## Exercise goal
Below is some material; set it all down exactly, apart from the pictures.

-- BEGIN Task input --

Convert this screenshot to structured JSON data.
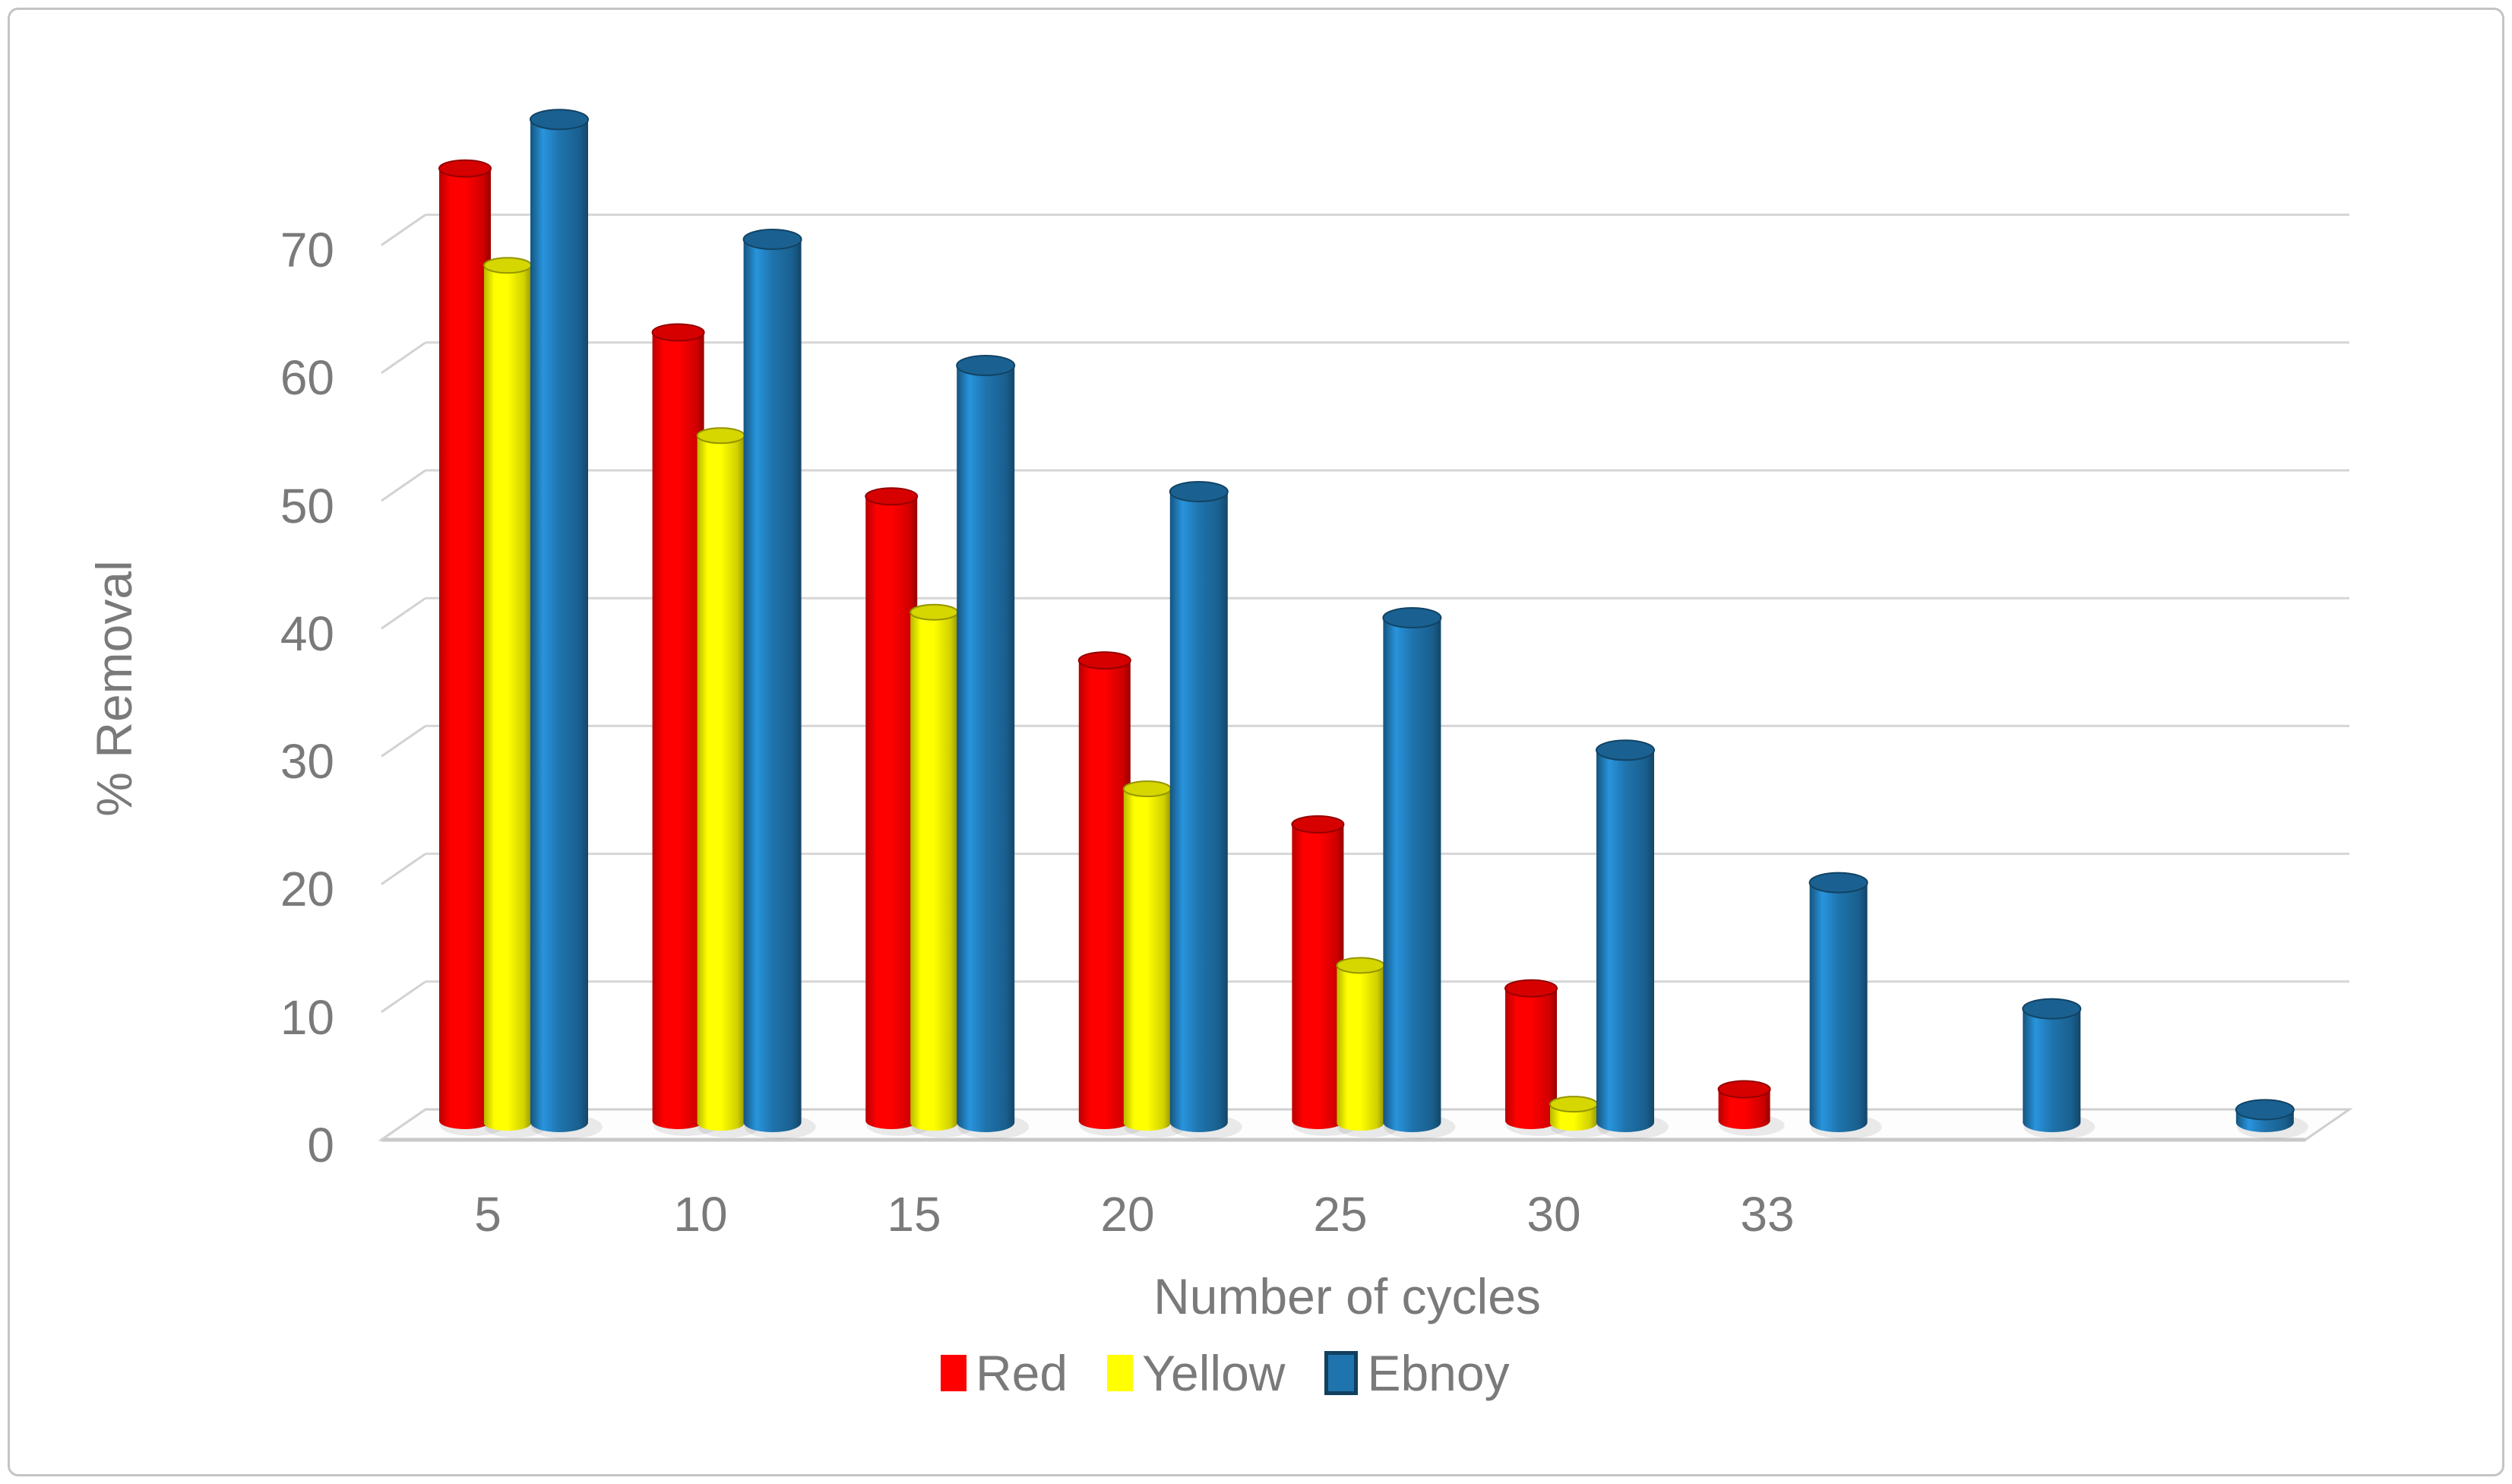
{
  "chart_data": {
    "type": "bar",
    "style": "3d-cylinder",
    "title": "",
    "xlabel": "Number of cycles",
    "ylabel": "% Removal",
    "categories": [
      "5",
      "10",
      "15",
      "20",
      "25",
      "30",
      "33",
      "",
      ""
    ],
    "x_tick_labels": [
      "5",
      "10",
      "15",
      "20",
      "25",
      "30",
      "33"
    ],
    "y_tick_labels": [
      "0",
      "10",
      "20",
      "30",
      "40",
      "50",
      "60",
      "70"
    ],
    "ylim": [
      0,
      80
    ],
    "grid": true,
    "legend_position": "bottom",
    "axis_text_color": "#7a7a7a",
    "gridline_color": "#d6d6d6",
    "series": [
      {
        "name": "Red",
        "color": "#ff0000",
        "values": [
          75.5,
          62.5,
          49.5,
          36.5,
          23.5,
          10.5,
          2.5,
          null,
          null
        ]
      },
      {
        "name": "Yellow",
        "color": "#ffff00",
        "values": [
          68,
          54.5,
          40.5,
          26.5,
          12.5,
          1.5,
          null,
          null,
          null
        ]
      },
      {
        "name": "Ebnoy",
        "color": "#1f74ad",
        "values": [
          79.5,
          70,
          60,
          50,
          40,
          29.5,
          19,
          9,
          1
        ]
      }
    ]
  }
}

-- END Task input --

## Written response
Convert this screenshot to structured JSON data.
{
  "chart_data": {
    "type": "bar",
    "style": "3d-cylinder",
    "title": "",
    "xlabel": "Number of cycles",
    "ylabel": "% Removal",
    "categories": [
      "5",
      "10",
      "15",
      "20",
      "25",
      "30",
      "33",
      "",
      ""
    ],
    "x_tick_labels": [
      "5",
      "10",
      "15",
      "20",
      "25",
      "30",
      "33"
    ],
    "y_tick_labels": [
      "0",
      "10",
      "20",
      "30",
      "40",
      "50",
      "60",
      "70"
    ],
    "ylim": [
      0,
      80
    ],
    "grid": true,
    "legend_position": "bottom",
    "axis_text_color": "#7a7a7a",
    "gridline_color": "#d6d6d6",
    "series": [
      {
        "name": "Red",
        "color": "#ff0000",
        "values": [
          75.5,
          62.5,
          49.5,
          36.5,
          23.5,
          10.5,
          2.5,
          null,
          null
        ]
      },
      {
        "name": "Yellow",
        "color": "#ffff00",
        "values": [
          68,
          54.5,
          40.5,
          26.5,
          12.5,
          1.5,
          null,
          null,
          null
        ]
      },
      {
        "name": "Ebnoy",
        "color": "#1f74ad",
        "values": [
          79.5,
          70,
          60,
          50,
          40,
          29.5,
          19,
          9,
          1
        ]
      }
    ]
  }
}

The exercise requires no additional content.